··· DATA LINES ···
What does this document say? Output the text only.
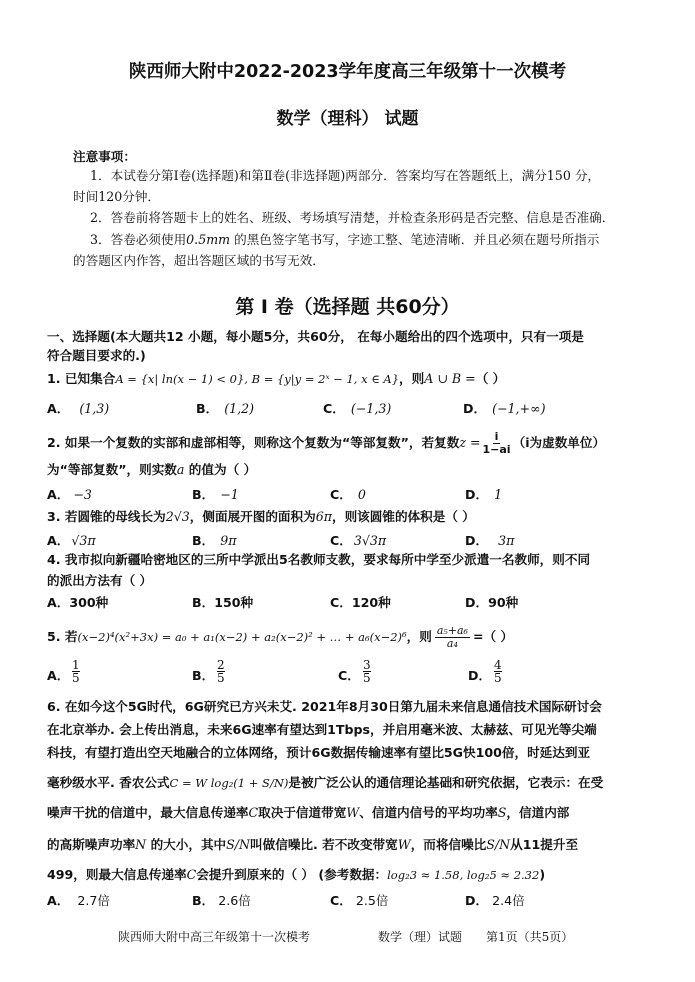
陕西师大附中2022-2023学年度高三年级第十一次模考
数学（理科） 试题
注意事项：
1．本试卷分第Ⅰ卷(选择题)和第Ⅱ卷(非选择题)两部分．答案均写在答题纸上，满分150 分，
时间120分钟．
2．答卷前将答题卡上的姓名、班级、考场填写清楚，并检查条形码是否完整、信息是否准确．
3．答卷必须使用0.5mm 的黑色签字笔书写，字迹工整、笔迹清晰．并且必须在题号所指示
的答题区内作答，超出答题区域的书写无效．
第 Ⅰ 卷（选择题 共60分）
一、选择题(本大题共12 小题，每小题5分，共60分， 在每小题给出的四个选项中，只有一项是
符合题目要求的.)
1. 已知集合A = {x| ln(x − 1) < 0}, B = {y|y = 2ˣ − 1, x ∈ A}，则A ∪ B =（ ）
A． (1,3)	B． (1,2)	C． (−1,3)	D． (−1,+∞)
2. 如果一个复数的实部和虚部相等，则称这个复数为“等部复数”，若复数$z = \frac{i}{1-ai} (i$为虚数单位）
为“等部复数”，则实数a 的值为（ ）
A． −3	B． −1	C． 0	D． 1
3. 若圆锥的母线长为2√3，侧面展开图的面积为6π，则该圆锥的体积是（ ）
A． √3π	B． 9π	C． 3√3π	D． 3π
4. 我市拟向新疆哈密地区的三所中学派出5名教师支教，要求每所中学至少派遣一名教师，则不同
的派出方法有（ ）
A．300种	B．150种	C．120种	D．90种
5. 若(x−2)⁴(x²+3x) = a₀ + a₁(x−2) + a₂(x−2)² + … + a₆(x−2)⁶，则 $\frac{\text{a₅+a₆}}{\text{a₄}}$ =（ ）
A． $\frac{1}{5}$	B． $\frac{2}{5}$	C． $\frac{3}{5}$	D． $\frac{4}{5}$
6. 在如今这个5G时代，6G研究已方兴未艾. 2021年8月30日第九届未来信息通信技术国际研讨会
在北京举办. 会上传出消息，未来6G速率有望达到1Tbps，并启用毫米波、太赫兹、可见光等尖端
科技，有望打造出空天地融合的立体网络，预计6G数据传输速率有望比5G快100倍，时延达到亚
毫秒级水平. 香农公式C = W log₂(1 + S/N)是被广泛公认的通信理论基础和研究依据，它表示：在受
噪声干扰的信道中，最大信息传递率C取决于信道带宽W、信道内信号的平均功率S，信道内部
的高斯噪声功率N 的大小，其中S/N叫做信噪比. 若不改变带宽W，而将信噪比S/N从11提升至
499，则最大信息传递率C会提升到原来的（ ） (参考数据：log₂3 ≈ 1.58, log₂5 ≈ 2.32)
A． 2.7倍	B． 2.6倍	C． 2.5倍	D． 2.4倍
陕西师大附中高三年级第十一次模考	数学（理）试题 第1页（共5页）
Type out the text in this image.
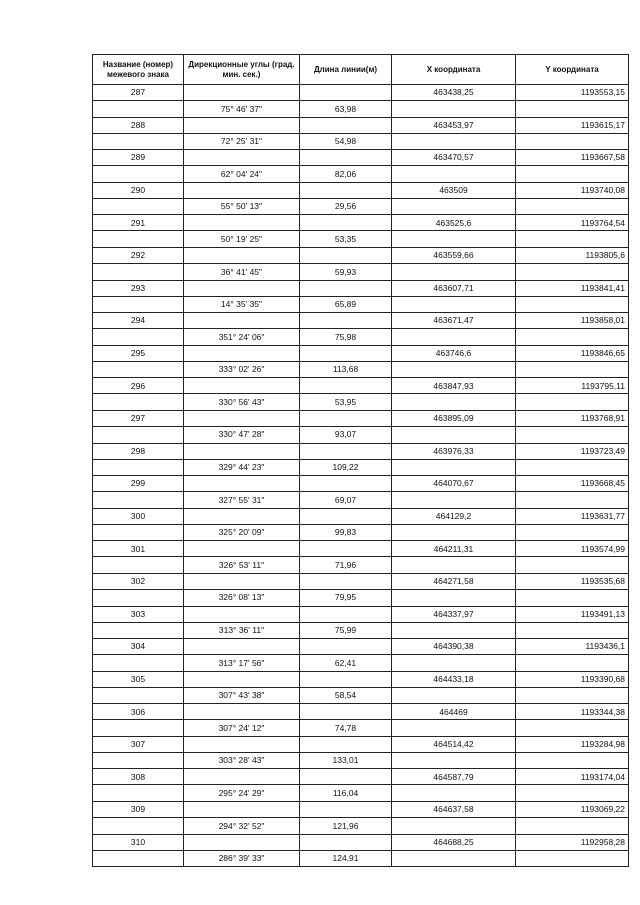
Название (номер) межевого знака	Дирекционные углы (град. мин. сек.)	Длина линии(м)	X координата	Y координата
287			463438,25	1193553,15
	75° 46' 37"	63,98		
288			463453,97	1193615,17
	72° 25' 31"	54,98		
289			463470,57	1193667,58
	62° 04' 24"	82,06		
290			463509	1193740,08
	55° 50' 13"	29,56		
291			463525,6	1193764,54
	50° 19' 25"	53,35		
292			463559,66	1193805,6
	36° 41' 45"	59,93		
293			463607,71	1193841,41
	14° 35' 35"	65,89		
294			463671,47	1193858,01
	351° 24' 06"	75,98		
295			463746,6	1193846,65
	333° 02' 26"	113,68		
296			463847,93	1193795,11
	330° 56' 43"	53,95		
297			463895,09	1193768,91
	330° 47' 28"	93,07		
298			463976,33	1193723,49
	329° 44' 23"	109,22		
299			464070,67	1193668,45
	327° 55' 31"	69,07		
300			464129,2	1193631,77
	325° 20' 09"	99,83		
301			464211,31	1193574,99
	326° 53' 11"	71,96		
302			464271,58	1193535,68
	326° 08' 13"	79,95		
303			464337,97	1193491,13
	313° 36' 11"	75,99		
304			464390,38	1193436,1
	313° 17' 56"	62,41		
305			464433,18	1193390,68
	307° 43' 38"	58,54		
306			464469	1193344,38
	307° 24' 12"	74,78		
307			464514,42	1193284,98
	303° 28' 43"	133,01		
308			464587,79	1193174,04
	295° 24' 29"	116,04		
309			464637,58	1193069,22
	294° 32' 52"	121,96		
310			464688,25	1192958,28
	286° 39' 33"	124,91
···
## [THE TASK]
Pick out all lines from the data above in which the word "等部复数" appears.

## [ANSWER TO THE EXERCISE]
2. 如果一个复数的实部和虚部相等，则称这个复数为“等部复数”，若复数$z = \frac{i}{1-ai} (i$为虚数单位）
为“等部复数”，则实数a 的值为（ ）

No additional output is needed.